◆ **Direction**: Update the lines in the stretch from the line containing "486, 988, 504]" through the line containing "272, 880, 432]", replacing "target-node" with "destination-node" and leaving everything else unchanged. Return only those lines.

◆ **Records provided**:
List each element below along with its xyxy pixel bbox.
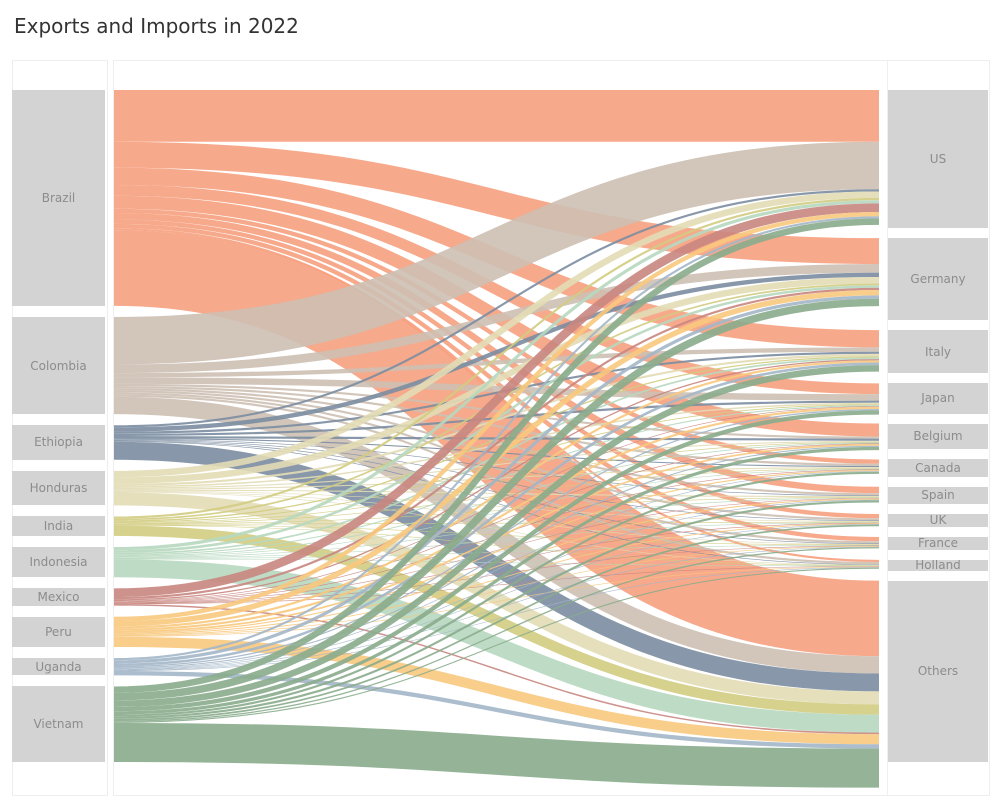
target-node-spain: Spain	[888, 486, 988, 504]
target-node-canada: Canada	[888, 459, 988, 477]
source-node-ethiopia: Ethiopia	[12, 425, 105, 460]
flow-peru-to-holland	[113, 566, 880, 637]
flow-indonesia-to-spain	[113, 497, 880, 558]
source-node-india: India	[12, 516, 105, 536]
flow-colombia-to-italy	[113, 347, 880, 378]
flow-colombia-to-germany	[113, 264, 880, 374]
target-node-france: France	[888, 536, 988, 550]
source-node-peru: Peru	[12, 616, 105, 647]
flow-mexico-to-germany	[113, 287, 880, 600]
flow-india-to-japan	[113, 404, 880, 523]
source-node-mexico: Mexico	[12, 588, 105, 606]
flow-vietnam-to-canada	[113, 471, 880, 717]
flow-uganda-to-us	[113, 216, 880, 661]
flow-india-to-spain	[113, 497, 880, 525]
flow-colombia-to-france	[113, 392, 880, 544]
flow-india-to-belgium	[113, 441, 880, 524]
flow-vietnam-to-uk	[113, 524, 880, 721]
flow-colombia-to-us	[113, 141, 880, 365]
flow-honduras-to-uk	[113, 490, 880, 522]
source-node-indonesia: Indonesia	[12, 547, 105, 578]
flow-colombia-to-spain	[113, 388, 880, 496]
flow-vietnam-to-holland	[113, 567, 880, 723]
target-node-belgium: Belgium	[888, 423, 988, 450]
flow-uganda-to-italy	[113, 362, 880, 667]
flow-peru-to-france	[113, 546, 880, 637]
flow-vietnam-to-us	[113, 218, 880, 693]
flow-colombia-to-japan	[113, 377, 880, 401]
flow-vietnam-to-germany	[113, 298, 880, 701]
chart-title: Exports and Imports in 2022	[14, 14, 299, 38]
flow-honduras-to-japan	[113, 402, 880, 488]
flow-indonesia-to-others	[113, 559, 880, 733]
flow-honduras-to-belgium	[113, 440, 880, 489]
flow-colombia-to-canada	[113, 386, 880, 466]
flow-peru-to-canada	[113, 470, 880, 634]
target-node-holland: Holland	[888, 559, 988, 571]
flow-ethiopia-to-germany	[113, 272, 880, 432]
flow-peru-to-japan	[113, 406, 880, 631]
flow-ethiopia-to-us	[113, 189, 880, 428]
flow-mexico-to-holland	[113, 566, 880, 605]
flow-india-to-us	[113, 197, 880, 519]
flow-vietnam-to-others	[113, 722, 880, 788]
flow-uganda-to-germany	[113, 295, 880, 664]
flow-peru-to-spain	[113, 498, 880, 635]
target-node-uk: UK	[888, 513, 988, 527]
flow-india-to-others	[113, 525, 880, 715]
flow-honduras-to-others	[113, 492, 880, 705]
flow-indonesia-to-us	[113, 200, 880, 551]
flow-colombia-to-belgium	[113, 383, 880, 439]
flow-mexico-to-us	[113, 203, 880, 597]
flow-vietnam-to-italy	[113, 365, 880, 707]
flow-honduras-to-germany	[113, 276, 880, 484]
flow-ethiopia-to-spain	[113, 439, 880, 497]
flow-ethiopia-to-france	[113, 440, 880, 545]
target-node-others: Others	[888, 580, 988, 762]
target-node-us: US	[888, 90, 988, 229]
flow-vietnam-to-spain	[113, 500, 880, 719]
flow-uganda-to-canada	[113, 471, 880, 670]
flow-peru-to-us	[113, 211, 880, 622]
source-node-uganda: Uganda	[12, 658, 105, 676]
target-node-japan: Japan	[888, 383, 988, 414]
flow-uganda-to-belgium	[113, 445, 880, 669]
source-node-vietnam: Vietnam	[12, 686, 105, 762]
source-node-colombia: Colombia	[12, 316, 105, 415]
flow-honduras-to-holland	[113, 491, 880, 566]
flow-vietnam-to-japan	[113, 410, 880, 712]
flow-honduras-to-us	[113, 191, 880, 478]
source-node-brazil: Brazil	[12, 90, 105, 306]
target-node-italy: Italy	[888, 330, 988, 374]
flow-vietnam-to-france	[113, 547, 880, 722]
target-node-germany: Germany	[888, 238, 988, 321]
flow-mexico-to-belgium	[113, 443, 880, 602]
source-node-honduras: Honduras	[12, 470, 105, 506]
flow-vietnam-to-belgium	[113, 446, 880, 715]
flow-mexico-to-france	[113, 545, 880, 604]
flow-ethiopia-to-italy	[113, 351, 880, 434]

◆ **Correct response**:
destination-node-spain: Spain	[888, 486, 988, 504]
destination-node-canada: Canada	[888, 459, 988, 477]
source-node-ethiopia: Ethiopia	[12, 425, 105, 460]
flow-peru-to-holland	[113, 566, 880, 637]
flow-indonesia-to-spain	[113, 497, 880, 558]
source-node-india: India	[12, 516, 105, 536]
flow-colombia-to-italy	[113, 347, 880, 378]
flow-colombia-to-germany	[113, 264, 880, 374]
destination-node-france: France	[888, 536, 988, 550]
source-node-peru: Peru	[12, 616, 105, 647]
flow-mexico-to-germany	[113, 287, 880, 600]
flow-india-to-japan	[113, 404, 880, 523]
source-node-mexico: Mexico	[12, 588, 105, 606]
flow-vietnam-to-canada	[113, 471, 880, 717]
flow-uganda-to-us	[113, 216, 880, 661]
flow-india-to-spain	[113, 497, 880, 525]
flow-colombia-to-france	[113, 392, 880, 544]
flow-india-to-belgium	[113, 441, 880, 524]
flow-vietnam-to-uk	[113, 524, 880, 721]
flow-colombia-to-us	[113, 141, 880, 365]
flow-honduras-to-uk	[113, 490, 880, 522]
source-node-indonesia: Indonesia	[12, 547, 105, 578]
flow-colombia-to-spain	[113, 388, 880, 496]
flow-vietnam-to-holland	[113, 567, 880, 723]
destination-node-belgium: Belgium	[888, 423, 988, 450]
flow-uganda-to-italy	[113, 362, 880, 667]
flow-peru-to-france	[113, 546, 880, 637]
flow-vietnam-to-us	[113, 218, 880, 693]
flow-colombia-to-japan	[113, 377, 880, 401]
flow-vietnam-to-germany	[113, 298, 880, 701]
chart-title: Exports and Imports in 2022	[14, 14, 299, 38]
flow-honduras-to-japan	[113, 402, 880, 488]
flow-indonesia-to-others	[113, 559, 880, 733]
flow-honduras-to-belgium	[113, 440, 880, 489]
flow-colombia-to-canada	[113, 386, 880, 466]
flow-peru-to-canada	[113, 470, 880, 634]
destination-node-holland: Holland	[888, 559, 988, 571]
flow-ethiopia-to-germany	[113, 272, 880, 432]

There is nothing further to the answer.